PROMPT:
Output the data that follows exactly, line for line.

WORKING DATA:
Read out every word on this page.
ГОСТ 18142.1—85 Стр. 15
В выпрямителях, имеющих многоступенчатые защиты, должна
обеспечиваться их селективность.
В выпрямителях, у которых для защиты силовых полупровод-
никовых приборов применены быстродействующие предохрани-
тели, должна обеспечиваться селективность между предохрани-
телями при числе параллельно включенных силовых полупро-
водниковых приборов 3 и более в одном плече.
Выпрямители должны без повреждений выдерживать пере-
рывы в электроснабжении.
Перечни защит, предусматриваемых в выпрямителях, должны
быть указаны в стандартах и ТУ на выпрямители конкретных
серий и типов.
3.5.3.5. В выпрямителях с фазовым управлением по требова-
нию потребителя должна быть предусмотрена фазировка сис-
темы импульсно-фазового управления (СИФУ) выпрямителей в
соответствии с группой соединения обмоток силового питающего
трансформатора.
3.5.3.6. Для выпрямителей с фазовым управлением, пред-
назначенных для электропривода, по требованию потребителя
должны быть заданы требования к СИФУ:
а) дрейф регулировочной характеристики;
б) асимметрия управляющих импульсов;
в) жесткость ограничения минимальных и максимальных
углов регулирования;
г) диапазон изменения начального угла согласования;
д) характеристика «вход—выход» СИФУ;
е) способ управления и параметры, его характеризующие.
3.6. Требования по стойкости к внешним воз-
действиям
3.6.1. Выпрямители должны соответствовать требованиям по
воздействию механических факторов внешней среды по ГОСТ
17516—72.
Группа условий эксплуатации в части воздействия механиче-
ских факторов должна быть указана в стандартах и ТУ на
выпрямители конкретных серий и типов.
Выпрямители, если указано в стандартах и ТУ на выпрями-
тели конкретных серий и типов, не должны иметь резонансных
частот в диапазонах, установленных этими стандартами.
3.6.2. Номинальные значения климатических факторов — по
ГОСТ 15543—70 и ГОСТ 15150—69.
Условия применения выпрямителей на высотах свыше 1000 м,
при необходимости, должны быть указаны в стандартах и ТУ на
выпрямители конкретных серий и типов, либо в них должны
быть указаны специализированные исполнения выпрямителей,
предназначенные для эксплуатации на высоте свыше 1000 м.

TASK RESPONSE:
Read out every word on this page.
ГОСТ 18142.1—85 Стр. 15
В выпрямителях, имеющих многоступенчатые защиты, должна
обеспечиваться их селективность.
В выпрямителях, у которых для защиты силовых полупровод-
никовых приборов применены быстродействующие предохрани-
тели, должна обеспечиваться селективность между предохрани-
телями при числе параллельно включенных силовых полупро-
водниковых приборов 3 и более в одном плече.
Выпрямители должны без повреждений выдерживать пере-
рывы в электроснабжении.
Перечни защит, предусматриваемых в выпрямителях, должны
быть указаны в стандартах и ТУ на выпрямители конкретных
серий и типов.
3.5.3.5. В выпрямителях с фазовым управлением по требова-
нию потребителя должна быть предусмотрена фазировка сис-
темы импульсно-фазового управления (СИФУ) выпрямителей в
соответствии с группой соединения обмоток силового питающего
трансформатора.
3.5.3.6. Для выпрямителей с фазовым управлением, пред-
назначенных для электропривода, по требованию потребителя
должны быть заданы требования к СИФУ:
а) дрейф регулировочной характеристики;
б) асимметрия управляющих импульсов;
в) жесткость ограничения минимальных и максимальных
углов регулирования;
г) диапазон изменения начального угла согласования;
д) характеристика «вход—выход» СИФУ;
е) способ управления и параметры, его характеризующие.
3.6. Требования по стойкости к внешним воз-
действиям
3.6.1. Выпрямители должны соответствовать требованиям по
воздействию механических факторов внешней среды по ГОСТ
17516—72.
Группа условий эксплуатации в части воздействия механиче-
ских факторов должна быть указана в стандартах и ТУ на
выпрямители конкретных серий и типов.
Выпрямители, если указано в стандартах и ТУ на выпрями-
тели конкретных серий и типов, не должны иметь резонансных
частот в диапазонах, установленных этими стандартами.
3.6.2. Номинальные значения климатических факторов — по
ГОСТ 15543—70 и ГОСТ 15150—69.
Условия применения выпрямителей на высотах свыше 1000 м,
при необходимости, должны быть указаны в стандартах и ТУ на
выпрямители конкретных серий и типов, либо в них должны
быть указаны специализированные исполнения выпрямителей,
предназначенные для эксплуатации на высоте свыше 1000 м.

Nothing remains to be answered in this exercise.